### Do this
Reproduce exactly the lines beginning with the line that contains "What's the underlying" and ending at the final line of the material below.
==========
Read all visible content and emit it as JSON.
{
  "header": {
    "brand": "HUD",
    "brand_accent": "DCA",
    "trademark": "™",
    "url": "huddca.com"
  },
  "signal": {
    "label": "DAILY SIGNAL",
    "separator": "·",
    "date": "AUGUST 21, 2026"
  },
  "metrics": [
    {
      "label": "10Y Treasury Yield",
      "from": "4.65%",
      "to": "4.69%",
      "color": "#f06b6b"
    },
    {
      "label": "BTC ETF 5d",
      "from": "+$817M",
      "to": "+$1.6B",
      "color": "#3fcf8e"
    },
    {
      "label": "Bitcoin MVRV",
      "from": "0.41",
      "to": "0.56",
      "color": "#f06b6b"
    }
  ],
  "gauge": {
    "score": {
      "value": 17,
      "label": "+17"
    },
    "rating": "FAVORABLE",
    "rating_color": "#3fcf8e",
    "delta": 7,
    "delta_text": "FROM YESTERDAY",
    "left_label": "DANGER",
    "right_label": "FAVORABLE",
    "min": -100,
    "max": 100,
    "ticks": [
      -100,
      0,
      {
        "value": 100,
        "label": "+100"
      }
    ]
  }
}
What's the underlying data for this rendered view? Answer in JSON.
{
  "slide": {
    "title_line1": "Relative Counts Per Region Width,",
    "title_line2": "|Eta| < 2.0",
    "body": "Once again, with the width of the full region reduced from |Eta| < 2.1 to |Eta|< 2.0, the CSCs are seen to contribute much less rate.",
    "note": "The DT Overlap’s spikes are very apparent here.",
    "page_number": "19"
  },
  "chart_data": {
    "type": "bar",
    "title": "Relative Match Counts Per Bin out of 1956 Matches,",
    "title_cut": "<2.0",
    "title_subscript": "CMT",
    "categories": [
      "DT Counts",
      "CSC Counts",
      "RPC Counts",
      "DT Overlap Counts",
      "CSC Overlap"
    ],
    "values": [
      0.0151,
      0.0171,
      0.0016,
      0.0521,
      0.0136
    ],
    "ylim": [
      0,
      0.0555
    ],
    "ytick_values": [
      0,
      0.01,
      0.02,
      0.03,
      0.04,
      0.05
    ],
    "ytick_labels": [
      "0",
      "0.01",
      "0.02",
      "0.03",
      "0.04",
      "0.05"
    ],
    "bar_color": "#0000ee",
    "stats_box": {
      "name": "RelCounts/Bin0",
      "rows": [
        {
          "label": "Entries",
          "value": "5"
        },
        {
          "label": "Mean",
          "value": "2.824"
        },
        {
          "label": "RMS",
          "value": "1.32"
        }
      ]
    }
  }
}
==========
### Result of this task
What's the underlying data for this rendered view? Answer in JSON.
{
  "slide": {
    "title_line1": "Relative Counts Per Region Width,",
    "title_line2": "|Eta| < 2.0",
    "body": "Once again, with the width of the full region reduced from |Eta| < 2.1 to |Eta|< 2.0, the CSCs are seen to contribute much less rate.",
    "note": "The DT Overlap’s spikes are very apparent here.",
    "page_number": "19"
  },
  "chart_data": {
    "type": "bar",
    "title": "Relative Match Counts Per Bin out of 1956 Matches,",
    "title_cut": "<2.0",
    "title_subscript": "CMT",
    "categories": [
      "DT Counts",
      "CSC Counts",
      "RPC Counts",
      "DT Overlap Counts",
      "CSC Overlap"
    ],
    "values": [
      0.0151,
      0.0171,
      0.0016,
      0.0521,
      0.0136
    ],
    "ylim": [
      0,
      0.0555
    ],
    "ytick_values": [
      0,
      0.01,
      0.02,
      0.03,
      0.04,
      0.05
    ],
    "ytick_labels": [
      "0",
      "0.01",
      "0.02",
      "0.03",
      "0.04",
      "0.05"
    ],
    "bar_color": "#0000ee",
    "stats_box": {
      "name": "RelCounts/Bin0",
      "rows": [
        {
          "label": "Entries",
          "value": "5"
        },
        {
          "label": "Mean",
          "value": "2.824"
        },
        {
          "label": "RMS",
          "value": "1.32"
        }
      ]
    }
  }
}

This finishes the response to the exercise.